[Opening Source records section]

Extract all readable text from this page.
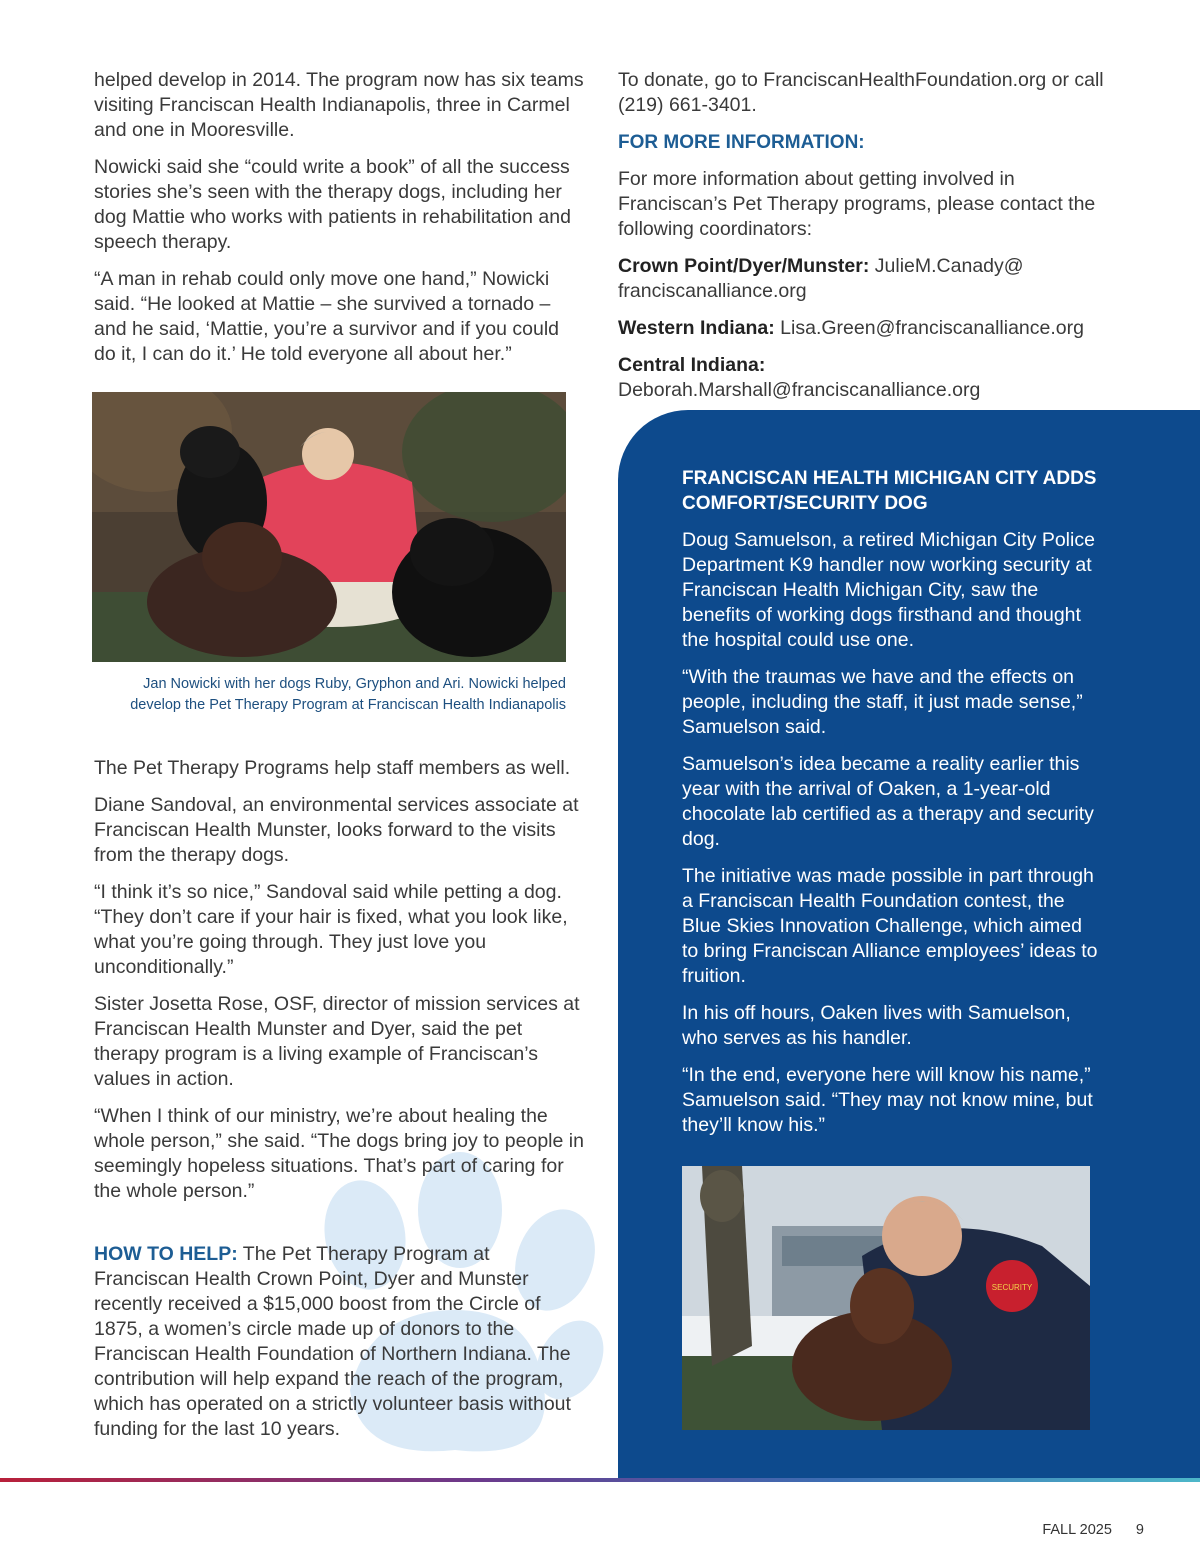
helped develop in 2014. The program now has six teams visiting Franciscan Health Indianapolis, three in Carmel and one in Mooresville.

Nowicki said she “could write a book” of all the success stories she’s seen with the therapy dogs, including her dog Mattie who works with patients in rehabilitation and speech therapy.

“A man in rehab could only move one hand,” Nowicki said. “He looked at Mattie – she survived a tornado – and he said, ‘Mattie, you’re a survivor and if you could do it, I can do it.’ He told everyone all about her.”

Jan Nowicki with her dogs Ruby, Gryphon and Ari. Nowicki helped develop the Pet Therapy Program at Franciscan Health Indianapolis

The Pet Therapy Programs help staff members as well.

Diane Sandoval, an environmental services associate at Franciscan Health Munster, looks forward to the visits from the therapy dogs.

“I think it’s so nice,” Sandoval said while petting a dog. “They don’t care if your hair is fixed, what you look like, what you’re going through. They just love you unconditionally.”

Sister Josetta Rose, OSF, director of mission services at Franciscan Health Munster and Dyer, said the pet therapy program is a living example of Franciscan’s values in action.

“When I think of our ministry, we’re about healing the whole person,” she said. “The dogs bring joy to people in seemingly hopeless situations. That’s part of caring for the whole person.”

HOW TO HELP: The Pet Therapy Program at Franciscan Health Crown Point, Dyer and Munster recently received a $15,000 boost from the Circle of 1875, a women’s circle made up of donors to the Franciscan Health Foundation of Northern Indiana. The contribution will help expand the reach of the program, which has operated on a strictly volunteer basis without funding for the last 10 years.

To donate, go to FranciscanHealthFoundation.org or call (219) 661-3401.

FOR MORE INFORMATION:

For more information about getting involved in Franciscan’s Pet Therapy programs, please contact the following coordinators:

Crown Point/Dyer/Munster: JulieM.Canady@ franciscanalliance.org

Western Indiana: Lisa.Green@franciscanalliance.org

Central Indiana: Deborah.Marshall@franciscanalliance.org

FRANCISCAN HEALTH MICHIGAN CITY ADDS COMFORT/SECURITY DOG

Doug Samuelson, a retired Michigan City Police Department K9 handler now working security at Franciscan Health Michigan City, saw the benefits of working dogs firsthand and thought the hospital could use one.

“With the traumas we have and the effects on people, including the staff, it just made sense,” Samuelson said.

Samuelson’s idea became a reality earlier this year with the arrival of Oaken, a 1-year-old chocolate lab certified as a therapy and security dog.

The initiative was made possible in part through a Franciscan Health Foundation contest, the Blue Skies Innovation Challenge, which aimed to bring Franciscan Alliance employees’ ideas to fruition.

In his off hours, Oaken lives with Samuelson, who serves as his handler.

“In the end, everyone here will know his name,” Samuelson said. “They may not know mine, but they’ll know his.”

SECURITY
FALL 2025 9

[Closing Source records section]

• **What the task asks**: Give the number of lines in the entries that hold the word "services", and nothing else.

• **Answer space**: 2